**TASK OBJECTIVE**
Copy out each line of the material in which the word "this" appears.

Items from a figure collection:
┌────────
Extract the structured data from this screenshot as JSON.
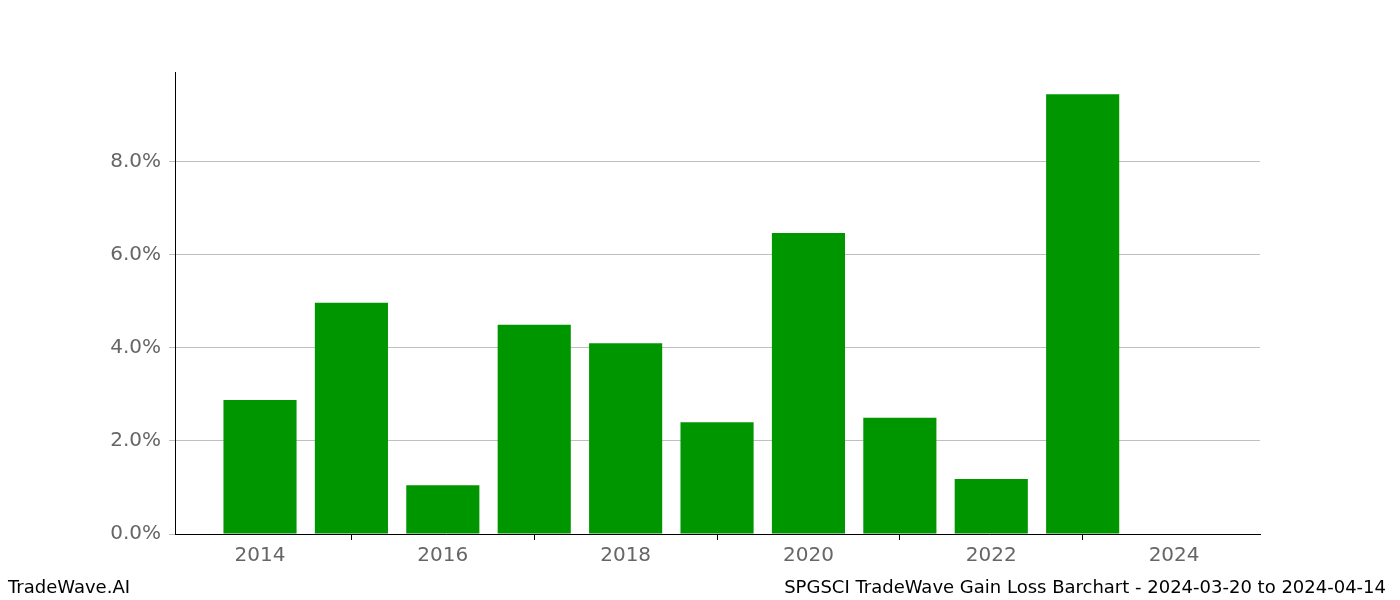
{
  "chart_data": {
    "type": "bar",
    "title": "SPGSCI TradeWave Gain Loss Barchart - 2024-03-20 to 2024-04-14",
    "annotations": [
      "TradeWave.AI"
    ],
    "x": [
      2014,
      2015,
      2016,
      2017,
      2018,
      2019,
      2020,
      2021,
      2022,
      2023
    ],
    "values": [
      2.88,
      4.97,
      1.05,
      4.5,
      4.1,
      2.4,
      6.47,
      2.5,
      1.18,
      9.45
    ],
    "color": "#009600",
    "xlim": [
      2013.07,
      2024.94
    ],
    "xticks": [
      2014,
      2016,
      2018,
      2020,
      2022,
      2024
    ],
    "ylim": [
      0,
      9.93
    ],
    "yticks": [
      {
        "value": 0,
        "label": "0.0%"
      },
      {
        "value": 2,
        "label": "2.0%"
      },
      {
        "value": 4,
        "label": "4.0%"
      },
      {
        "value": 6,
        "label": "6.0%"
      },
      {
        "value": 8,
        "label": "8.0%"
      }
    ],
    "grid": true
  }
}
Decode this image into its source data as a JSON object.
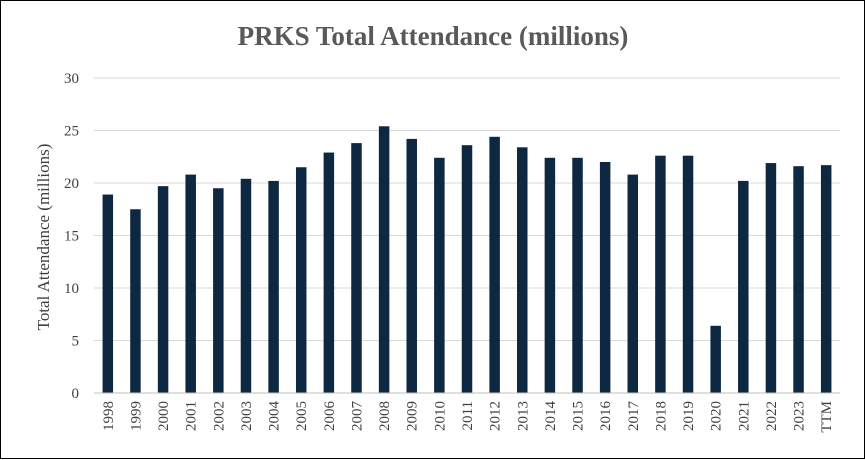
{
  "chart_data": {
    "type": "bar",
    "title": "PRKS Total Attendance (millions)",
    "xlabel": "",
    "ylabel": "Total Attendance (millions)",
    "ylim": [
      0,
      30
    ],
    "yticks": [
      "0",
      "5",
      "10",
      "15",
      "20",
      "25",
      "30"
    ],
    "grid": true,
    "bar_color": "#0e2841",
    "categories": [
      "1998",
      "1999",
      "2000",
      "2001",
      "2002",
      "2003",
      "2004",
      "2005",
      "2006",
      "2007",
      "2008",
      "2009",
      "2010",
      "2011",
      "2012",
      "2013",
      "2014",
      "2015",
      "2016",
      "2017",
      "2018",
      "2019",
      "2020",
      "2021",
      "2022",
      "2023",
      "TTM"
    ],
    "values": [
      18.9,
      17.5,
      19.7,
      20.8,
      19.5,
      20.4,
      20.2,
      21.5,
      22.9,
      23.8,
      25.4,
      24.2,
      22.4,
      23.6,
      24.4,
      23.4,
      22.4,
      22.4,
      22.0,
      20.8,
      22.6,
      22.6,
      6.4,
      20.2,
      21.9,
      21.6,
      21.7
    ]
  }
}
└────────
**THE REPLY**
Extract the structured data from this screenshot as JSON.
Decode this image into its source data as a JSON object.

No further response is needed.